─── INPUT DATA ───
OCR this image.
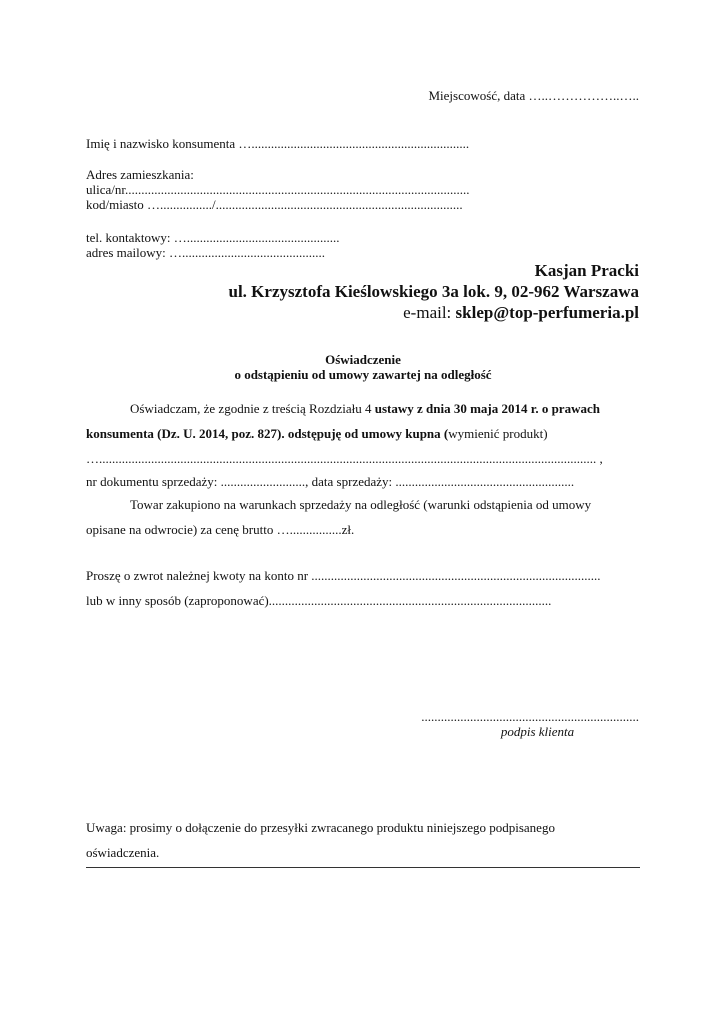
Miejscowość, data …..……………..…..
Imię i nazwisko konsumenta …...................................................................
Adres zamieszkania:
ulica/nr..........................................................................................................
kod/miasto …................/............................................................................
tel. kontaktowy: …...............................................
adres mailowy: …............................................
Kasjan Pracki
ul. Krzysztofa Kieślowskiego 3a lok. 9, 02-962 Warszawa
e-mail: sklep@top-perfumeria.pl
Oświadczenie
o odstąpieniu od umowy zawartej na odległość
Oświadczam, że zgodnie z treścią Rozdziału 4 ustawy z dnia 30 maja 2014 r. o prawach
konsumenta (Dz. U. 2014, poz. 827). odstępuję od umowy kupna (wymienić produkt)
…......................................................................................................................................................... ,
nr dokumentu sprzedaży: .........................., data sprzedaży: .......................................................
Towar zakupiono na warunkach sprzedaży na odległość (warunki odstąpienia od umowy
opisane na odwrocie) za cenę brutto …................zł.
Proszę o zwrot należnej kwoty na konto nr .........................................................................................
lub w inny sposób (zaproponować).......................................................................................
...................................................................
podpis klienta
Uwaga: prosimy o dołączenie do przesyłki zwracanego produktu niniejszego podpisanego
oświadczenia.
───
> **REQUIRED TASK**:
Set down all the data again exactly as above, pictures excluded.

> **EXPECTED OUTPUT**:
OCR this image.
Miejscowość, data …..……………..…..
Imię i nazwisko konsumenta …...................................................................
Adres zamieszkania:
ulica/nr..........................................................................................................
kod/miasto …................/............................................................................
tel. kontaktowy: …...............................................
adres mailowy: …............................................
Kasjan Pracki
ul. Krzysztofa Kieślowskiego 3a lok. 9, 02-962 Warszawa
e-mail: sklep@top-perfumeria.pl
Oświadczenie
o odstąpieniu od umowy zawartej na odległość
Oświadczam, że zgodnie z treścią Rozdziału 4 ustawy z dnia 30 maja 2014 r. o prawach
konsumenta (Dz. U. 2014, poz. 827). odstępuję od umowy kupna (wymienić produkt)
…......................................................................................................................................................... ,
nr dokumentu sprzedaży: .........................., data sprzedaży: .......................................................
Towar zakupiono na warunkach sprzedaży na odległość (warunki odstąpienia od umowy
opisane na odwrocie) za cenę brutto …................zł.
Proszę o zwrot należnej kwoty na konto nr .........................................................................................
lub w inny sposób (zaproponować).......................................................................................
...................................................................
podpis klienta
Uwaga: prosimy o dołączenie do przesyłki zwracanego produktu niniejszego podpisanego
oświadczenia.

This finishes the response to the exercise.